***** INPUT
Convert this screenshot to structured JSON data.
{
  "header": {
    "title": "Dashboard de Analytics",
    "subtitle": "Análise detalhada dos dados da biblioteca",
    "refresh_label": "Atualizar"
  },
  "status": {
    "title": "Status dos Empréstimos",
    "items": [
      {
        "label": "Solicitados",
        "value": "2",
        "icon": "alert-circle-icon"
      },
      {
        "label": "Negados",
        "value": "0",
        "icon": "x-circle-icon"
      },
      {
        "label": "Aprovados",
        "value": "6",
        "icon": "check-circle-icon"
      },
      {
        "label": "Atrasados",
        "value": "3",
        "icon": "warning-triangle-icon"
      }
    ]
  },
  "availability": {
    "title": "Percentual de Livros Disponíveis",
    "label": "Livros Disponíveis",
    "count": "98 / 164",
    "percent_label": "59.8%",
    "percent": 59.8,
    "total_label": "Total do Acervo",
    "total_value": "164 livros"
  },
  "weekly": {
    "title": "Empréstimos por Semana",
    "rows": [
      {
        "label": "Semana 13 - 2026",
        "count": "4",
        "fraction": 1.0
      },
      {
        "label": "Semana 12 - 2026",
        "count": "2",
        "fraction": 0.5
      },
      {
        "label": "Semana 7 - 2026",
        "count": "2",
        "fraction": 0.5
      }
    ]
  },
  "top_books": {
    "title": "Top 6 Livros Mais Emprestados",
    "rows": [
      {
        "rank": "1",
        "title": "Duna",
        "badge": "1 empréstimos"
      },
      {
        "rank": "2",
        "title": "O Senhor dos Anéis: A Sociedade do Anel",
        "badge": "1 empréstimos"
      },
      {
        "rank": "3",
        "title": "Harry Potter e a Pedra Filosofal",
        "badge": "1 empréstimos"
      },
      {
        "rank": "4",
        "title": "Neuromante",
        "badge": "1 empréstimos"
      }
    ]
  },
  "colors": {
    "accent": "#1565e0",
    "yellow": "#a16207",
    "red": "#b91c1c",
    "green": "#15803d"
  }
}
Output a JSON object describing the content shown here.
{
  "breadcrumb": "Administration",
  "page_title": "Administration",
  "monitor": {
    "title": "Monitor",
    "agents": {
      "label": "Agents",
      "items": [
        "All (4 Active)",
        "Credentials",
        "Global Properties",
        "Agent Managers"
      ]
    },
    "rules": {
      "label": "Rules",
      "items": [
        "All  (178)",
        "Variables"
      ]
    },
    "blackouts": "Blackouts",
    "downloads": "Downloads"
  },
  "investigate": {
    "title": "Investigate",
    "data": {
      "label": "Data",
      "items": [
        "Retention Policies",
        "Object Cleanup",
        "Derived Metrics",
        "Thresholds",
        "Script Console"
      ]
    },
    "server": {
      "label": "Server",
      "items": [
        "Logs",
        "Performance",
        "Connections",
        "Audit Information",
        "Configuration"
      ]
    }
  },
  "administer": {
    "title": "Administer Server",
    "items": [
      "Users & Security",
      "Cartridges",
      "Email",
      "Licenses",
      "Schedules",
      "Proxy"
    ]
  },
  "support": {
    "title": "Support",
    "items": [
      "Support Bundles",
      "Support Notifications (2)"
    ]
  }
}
**********
_WHAT TO WORK ON_: Copy out each line of the material that holds the word "Semana".

_TASK SOLUTION_:
    "title": "Empréstimos por Semana",
        "label": "Semana 13 - 2026",
        "label": "Semana 12 - 2026",
        "label": "Semana 7 - 2026",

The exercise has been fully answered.